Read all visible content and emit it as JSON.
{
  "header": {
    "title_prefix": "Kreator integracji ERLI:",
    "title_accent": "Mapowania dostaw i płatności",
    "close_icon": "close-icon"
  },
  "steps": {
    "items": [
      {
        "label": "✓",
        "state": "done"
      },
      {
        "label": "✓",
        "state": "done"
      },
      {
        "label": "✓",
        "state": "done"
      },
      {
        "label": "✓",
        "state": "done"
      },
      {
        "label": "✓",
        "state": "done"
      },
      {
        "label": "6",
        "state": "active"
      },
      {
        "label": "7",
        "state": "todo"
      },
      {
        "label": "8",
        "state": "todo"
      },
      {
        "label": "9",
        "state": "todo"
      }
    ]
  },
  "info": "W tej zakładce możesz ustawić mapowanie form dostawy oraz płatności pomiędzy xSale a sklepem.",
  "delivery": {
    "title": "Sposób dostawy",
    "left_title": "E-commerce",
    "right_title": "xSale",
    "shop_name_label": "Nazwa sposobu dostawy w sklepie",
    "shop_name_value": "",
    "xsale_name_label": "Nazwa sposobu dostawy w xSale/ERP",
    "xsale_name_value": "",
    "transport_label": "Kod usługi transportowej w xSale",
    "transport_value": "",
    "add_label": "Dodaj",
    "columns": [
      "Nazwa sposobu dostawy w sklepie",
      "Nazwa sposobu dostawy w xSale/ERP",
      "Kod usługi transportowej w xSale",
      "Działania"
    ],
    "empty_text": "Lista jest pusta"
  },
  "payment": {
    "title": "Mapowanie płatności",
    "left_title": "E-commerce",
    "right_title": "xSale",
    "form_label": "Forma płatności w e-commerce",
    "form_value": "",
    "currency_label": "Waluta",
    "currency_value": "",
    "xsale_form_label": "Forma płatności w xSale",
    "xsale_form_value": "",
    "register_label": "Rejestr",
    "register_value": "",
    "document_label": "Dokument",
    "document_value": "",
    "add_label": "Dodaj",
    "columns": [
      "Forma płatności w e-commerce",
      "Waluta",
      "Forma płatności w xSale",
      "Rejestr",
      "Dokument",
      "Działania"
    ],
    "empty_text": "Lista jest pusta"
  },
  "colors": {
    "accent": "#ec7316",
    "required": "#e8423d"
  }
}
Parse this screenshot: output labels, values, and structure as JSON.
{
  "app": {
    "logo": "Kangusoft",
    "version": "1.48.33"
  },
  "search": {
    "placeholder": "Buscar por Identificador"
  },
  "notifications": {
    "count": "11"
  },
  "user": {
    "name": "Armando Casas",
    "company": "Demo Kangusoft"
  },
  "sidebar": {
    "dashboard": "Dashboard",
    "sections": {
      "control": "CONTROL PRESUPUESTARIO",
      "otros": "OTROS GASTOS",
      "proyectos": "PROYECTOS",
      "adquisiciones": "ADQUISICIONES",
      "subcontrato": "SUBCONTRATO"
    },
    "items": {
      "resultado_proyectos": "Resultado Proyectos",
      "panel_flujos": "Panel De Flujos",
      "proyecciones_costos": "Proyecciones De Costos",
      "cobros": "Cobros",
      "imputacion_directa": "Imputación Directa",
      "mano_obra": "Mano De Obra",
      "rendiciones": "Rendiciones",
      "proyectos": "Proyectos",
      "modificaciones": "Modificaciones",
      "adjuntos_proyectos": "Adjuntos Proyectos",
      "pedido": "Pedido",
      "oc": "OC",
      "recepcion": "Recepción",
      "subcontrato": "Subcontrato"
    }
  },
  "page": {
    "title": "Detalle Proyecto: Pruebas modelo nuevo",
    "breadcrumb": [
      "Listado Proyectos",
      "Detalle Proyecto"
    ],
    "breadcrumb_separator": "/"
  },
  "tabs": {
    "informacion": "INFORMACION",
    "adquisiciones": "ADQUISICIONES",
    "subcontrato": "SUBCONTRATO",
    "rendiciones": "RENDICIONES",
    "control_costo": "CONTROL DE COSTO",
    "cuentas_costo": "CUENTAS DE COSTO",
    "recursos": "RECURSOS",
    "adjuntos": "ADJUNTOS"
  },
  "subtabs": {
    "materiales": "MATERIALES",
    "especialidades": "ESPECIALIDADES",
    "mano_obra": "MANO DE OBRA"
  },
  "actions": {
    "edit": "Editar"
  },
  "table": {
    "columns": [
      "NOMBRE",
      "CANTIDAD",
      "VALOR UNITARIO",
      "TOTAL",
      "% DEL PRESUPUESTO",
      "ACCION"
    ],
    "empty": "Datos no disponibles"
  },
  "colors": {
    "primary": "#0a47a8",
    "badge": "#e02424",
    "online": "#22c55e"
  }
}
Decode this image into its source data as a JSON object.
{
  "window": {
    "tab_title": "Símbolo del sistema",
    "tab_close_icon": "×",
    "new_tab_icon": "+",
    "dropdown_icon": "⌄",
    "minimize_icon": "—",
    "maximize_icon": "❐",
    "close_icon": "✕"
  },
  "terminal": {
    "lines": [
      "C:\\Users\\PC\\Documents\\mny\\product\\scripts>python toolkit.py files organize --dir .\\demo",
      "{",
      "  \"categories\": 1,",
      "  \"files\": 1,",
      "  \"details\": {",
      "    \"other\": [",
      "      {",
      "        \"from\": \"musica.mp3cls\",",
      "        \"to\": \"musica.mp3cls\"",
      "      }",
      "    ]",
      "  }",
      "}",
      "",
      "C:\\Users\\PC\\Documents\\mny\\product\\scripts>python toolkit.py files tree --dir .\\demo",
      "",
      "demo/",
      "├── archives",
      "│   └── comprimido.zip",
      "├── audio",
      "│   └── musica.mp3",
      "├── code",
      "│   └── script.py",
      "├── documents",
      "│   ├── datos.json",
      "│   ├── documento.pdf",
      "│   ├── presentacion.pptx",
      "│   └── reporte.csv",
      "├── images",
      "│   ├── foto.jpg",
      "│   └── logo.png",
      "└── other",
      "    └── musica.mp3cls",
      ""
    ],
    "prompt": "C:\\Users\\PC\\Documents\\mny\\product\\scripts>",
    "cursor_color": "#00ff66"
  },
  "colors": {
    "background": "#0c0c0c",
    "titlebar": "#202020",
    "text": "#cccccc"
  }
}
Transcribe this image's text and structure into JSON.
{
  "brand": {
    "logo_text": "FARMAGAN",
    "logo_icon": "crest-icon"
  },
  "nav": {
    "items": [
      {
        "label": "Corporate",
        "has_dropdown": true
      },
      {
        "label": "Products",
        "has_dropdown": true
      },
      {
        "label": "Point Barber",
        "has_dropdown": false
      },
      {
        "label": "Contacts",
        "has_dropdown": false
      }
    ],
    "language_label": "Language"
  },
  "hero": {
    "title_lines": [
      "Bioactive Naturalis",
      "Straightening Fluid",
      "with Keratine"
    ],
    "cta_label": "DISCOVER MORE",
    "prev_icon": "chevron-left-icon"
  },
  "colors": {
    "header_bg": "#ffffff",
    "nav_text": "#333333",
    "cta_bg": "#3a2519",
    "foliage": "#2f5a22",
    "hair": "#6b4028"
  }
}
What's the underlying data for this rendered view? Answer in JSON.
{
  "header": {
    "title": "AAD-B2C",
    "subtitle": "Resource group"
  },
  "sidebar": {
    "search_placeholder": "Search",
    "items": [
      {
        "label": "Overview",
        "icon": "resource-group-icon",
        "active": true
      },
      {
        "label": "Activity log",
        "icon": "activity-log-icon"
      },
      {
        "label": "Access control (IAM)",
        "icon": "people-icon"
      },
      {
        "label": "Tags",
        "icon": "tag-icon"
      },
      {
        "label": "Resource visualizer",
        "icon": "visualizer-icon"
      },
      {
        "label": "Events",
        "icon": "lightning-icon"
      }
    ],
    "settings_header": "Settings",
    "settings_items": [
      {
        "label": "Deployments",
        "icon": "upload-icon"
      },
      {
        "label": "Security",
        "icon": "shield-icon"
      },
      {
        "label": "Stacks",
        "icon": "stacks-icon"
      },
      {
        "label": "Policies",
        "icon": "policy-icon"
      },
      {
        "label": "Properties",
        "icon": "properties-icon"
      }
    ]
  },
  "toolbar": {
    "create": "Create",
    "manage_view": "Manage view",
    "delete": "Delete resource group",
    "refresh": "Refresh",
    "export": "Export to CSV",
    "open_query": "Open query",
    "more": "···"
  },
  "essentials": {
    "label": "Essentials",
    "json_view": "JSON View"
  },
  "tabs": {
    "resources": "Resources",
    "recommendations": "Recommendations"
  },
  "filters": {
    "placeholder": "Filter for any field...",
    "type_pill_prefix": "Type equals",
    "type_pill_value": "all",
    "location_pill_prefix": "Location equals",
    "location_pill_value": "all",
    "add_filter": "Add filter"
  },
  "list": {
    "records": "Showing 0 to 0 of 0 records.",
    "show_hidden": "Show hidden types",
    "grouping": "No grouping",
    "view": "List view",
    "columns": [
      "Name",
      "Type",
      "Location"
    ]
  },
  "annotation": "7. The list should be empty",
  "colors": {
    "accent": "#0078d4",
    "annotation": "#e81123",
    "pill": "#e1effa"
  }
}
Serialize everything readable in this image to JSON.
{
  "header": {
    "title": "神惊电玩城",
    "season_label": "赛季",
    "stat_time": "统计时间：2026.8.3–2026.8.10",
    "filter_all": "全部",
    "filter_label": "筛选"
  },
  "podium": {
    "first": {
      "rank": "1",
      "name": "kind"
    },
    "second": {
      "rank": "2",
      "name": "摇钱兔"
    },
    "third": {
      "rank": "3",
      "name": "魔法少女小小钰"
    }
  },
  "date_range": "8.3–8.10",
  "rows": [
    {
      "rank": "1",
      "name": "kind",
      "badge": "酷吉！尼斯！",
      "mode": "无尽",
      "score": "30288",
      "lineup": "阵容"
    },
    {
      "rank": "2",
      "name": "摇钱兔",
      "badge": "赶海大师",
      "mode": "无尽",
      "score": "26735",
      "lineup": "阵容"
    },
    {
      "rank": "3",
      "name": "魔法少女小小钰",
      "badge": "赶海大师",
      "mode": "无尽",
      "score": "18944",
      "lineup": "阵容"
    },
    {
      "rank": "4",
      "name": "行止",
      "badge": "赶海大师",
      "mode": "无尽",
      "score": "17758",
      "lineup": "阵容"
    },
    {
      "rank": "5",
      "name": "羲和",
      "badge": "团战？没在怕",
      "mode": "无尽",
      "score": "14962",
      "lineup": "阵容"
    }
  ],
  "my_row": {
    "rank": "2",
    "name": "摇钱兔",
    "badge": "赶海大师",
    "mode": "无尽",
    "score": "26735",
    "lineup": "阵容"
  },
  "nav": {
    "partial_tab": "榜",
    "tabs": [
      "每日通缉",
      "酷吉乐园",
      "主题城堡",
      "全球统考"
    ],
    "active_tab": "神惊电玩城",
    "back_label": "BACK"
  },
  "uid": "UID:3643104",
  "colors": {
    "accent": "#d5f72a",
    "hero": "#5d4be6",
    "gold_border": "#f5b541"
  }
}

====

Copy out all lines where the word "sposobu" appears.

    "shop_name_label": "Nazwa sposobu dostawy w sklepie",
    "xsale_name_label": "Nazwa sposobu dostawy w xSale/ERP",
      "Nazwa sposobu dostawy w sklepie",
      "Nazwa sposobu dostawy w xSale/ERP",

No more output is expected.